───── Text section

An user with KVM available would then have to run --filter-out=tcg, or
build QEMU with --disable-tcg.

> And because of that, I'd go, *initially*, with an approach more similar
> to your option "b".
> 
> Having said that, we don't want to rewrite most tests just to be able to
> test with either KVM or TCG, if the tests are not explicitly testing KVM
> or TCG.  At this point, using KVM or TCG is test/framework
> *configuration*, and in Avocado we hope to solve this by having the
> executed tests easily identifiable and reproducible (a test ID will
> contain a information about the options passed, and a replay of the job
> will apply the same configuration).
> 
> For now, I think the best approach is to increase the timeout, because I
> think it's much worse to have to deal with false negatives (longer
> execution times that don't really mean a failure), than having a test
> possibly taking some more time to finish.
> 
> And sorry for extremely the long answer!
> - Cleber.
> 
> [1] - https://github.com/avocado-framework/avocado/pull/2996
> [2] -
> https://trello.com/c/WPd4FrIy/1479-add-support-to-specify-assets-in-test-docstring
> [3] - https://trello.com/c/CKP7YS6G/1481-on-cache-check-for-asset-fetcher
>

──────────

(Exercise aim): Give every URL that appears in the QEMU testing discussion. The listing is separate material, unrelated to the QEMU testing discussion.

───── Source data

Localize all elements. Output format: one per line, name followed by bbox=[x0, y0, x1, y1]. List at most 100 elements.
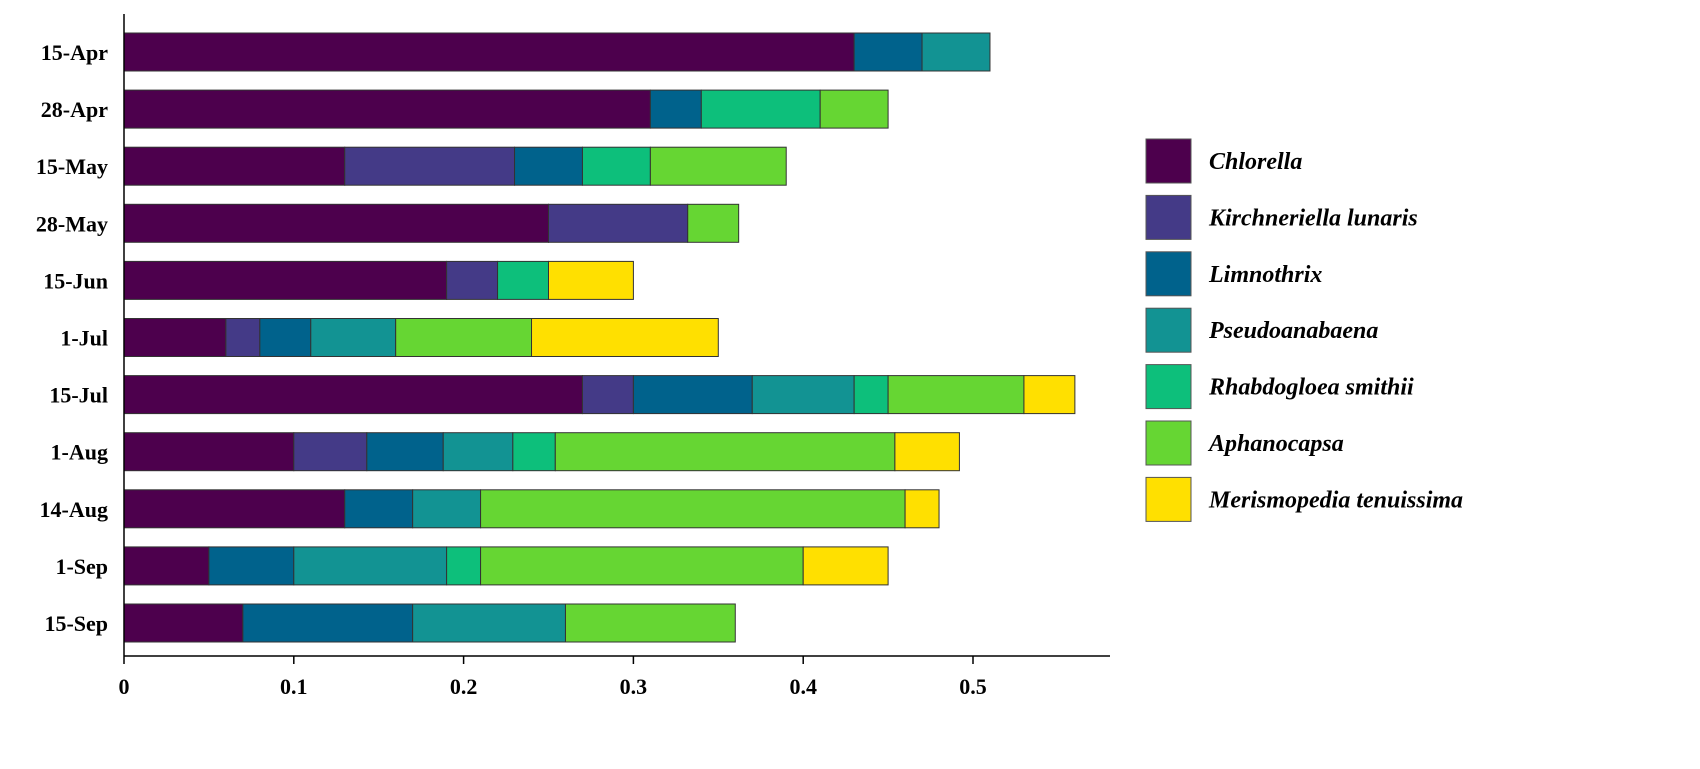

──────────

(Result for this exercise):
https://github.com/avocado-framework/avocado/pull/2996
https://trello.com/c/WPd4FrIy/1479-add-support-to-specify-assets-in-test-docstring
https://trello.com/c/CKP7YS6G/1481-on-cache-check-for-asset-fetcher